Look through the material below and give the number of lines holding "this", with no other words.

>> begin Given data

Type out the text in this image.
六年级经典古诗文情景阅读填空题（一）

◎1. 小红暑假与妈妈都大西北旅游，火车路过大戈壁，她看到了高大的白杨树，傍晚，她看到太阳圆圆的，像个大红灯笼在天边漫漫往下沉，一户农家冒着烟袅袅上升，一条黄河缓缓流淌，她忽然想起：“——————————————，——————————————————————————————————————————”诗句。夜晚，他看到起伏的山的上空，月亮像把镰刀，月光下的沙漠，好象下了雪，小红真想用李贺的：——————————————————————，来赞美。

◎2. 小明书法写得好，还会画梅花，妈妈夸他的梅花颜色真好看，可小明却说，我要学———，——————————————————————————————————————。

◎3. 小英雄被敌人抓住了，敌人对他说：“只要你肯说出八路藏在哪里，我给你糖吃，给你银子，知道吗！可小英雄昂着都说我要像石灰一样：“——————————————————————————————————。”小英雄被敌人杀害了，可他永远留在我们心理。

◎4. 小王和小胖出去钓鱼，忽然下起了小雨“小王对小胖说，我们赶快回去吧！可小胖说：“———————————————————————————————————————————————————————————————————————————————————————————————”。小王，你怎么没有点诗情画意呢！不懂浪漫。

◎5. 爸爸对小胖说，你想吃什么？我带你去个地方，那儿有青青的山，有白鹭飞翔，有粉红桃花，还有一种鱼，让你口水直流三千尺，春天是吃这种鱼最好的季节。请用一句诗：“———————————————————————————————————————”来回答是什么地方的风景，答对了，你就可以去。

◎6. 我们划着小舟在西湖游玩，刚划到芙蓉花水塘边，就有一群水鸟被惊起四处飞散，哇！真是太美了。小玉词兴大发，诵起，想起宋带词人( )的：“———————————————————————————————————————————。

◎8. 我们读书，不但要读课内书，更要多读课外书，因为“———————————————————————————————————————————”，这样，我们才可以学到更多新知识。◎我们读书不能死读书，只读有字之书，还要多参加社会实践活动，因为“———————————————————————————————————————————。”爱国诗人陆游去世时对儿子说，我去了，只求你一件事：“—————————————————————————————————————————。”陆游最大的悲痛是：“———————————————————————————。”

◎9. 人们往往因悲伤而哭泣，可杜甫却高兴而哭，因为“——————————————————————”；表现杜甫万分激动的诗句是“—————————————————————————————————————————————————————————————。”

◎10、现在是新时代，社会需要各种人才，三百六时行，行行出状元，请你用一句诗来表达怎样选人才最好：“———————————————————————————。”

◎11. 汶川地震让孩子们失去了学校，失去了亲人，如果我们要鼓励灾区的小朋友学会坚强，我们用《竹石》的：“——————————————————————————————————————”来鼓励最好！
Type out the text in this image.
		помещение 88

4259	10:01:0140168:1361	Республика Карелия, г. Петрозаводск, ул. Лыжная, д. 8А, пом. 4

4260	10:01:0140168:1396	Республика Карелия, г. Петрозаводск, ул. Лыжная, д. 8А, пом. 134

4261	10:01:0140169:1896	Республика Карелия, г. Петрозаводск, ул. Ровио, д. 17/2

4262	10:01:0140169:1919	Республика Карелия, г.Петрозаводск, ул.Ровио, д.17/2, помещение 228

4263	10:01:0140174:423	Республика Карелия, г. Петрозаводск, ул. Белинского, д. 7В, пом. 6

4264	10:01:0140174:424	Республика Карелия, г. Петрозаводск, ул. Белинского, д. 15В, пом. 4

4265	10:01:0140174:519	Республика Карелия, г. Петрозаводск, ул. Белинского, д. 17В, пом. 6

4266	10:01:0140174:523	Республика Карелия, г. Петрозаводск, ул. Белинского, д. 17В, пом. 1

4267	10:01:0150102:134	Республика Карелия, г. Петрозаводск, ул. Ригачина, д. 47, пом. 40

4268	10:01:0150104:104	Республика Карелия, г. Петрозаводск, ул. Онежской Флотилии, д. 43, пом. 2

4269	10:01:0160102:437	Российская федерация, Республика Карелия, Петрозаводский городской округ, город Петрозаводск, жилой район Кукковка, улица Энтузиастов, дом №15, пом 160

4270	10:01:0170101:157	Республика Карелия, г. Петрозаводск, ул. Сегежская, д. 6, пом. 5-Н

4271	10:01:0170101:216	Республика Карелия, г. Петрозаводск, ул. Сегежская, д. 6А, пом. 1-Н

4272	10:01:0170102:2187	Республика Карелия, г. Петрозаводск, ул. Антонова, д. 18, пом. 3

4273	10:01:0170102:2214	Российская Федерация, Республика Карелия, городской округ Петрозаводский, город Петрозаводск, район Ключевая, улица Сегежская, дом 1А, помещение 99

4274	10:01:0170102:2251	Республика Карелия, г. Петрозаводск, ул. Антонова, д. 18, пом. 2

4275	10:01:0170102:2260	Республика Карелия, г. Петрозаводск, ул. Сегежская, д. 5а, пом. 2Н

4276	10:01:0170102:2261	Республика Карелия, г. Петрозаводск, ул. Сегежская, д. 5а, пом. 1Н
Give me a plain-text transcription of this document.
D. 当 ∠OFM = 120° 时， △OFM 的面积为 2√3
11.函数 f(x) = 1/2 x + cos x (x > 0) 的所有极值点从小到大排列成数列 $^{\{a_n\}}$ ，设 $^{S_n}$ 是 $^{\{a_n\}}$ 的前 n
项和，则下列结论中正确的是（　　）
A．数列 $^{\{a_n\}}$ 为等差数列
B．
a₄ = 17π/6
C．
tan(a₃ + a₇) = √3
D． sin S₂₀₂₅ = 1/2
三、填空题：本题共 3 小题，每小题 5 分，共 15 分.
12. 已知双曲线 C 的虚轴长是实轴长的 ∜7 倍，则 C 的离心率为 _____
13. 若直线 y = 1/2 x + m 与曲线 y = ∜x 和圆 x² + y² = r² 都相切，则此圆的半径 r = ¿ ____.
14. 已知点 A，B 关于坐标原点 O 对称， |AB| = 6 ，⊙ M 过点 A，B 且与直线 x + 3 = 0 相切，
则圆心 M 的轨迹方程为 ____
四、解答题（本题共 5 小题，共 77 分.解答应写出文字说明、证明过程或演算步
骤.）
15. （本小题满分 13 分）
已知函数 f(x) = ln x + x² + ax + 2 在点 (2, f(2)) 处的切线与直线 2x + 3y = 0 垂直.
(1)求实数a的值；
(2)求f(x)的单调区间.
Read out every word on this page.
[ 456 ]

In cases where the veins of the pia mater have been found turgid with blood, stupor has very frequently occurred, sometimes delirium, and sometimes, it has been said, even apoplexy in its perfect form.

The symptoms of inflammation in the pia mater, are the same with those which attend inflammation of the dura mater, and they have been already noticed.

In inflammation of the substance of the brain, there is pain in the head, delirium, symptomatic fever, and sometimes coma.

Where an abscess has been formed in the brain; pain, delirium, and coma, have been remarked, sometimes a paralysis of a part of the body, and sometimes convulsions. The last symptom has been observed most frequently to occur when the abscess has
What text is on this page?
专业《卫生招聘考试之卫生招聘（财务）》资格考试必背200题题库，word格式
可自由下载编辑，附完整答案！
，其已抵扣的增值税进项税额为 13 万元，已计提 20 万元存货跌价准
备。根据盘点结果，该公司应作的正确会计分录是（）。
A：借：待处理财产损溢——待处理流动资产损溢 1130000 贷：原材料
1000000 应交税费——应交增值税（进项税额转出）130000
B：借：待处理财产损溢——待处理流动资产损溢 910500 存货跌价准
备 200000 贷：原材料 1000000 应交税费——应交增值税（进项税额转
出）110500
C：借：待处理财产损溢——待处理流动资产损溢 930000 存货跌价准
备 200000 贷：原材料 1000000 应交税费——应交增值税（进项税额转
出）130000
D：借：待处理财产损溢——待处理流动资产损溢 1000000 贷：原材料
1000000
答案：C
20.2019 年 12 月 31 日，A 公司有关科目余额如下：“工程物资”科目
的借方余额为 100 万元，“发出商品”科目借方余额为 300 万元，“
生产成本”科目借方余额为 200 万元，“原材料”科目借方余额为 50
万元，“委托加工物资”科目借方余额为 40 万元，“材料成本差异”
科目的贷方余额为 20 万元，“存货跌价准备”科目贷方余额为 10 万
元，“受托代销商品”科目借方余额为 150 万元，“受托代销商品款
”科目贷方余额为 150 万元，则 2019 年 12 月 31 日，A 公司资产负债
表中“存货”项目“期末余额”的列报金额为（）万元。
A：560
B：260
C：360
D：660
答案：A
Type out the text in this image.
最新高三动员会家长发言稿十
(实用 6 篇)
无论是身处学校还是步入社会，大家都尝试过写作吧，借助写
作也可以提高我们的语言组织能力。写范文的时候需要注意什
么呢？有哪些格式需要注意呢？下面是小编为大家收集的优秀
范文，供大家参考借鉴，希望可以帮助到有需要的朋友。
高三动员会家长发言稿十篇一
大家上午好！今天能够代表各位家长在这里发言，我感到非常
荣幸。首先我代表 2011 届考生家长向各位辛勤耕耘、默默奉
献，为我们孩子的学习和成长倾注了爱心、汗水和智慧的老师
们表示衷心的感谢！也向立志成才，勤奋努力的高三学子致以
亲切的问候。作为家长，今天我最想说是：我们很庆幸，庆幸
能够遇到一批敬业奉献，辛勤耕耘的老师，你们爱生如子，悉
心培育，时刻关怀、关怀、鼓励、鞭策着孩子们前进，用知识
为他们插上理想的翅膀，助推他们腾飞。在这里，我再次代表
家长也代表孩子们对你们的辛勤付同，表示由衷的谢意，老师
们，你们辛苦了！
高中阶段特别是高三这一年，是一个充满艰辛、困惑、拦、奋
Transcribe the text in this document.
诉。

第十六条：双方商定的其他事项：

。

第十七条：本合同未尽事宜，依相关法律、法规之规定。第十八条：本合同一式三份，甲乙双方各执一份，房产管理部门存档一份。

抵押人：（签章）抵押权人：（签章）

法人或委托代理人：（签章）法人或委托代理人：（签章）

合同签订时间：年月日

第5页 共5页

>> end Given data

### The completed task
7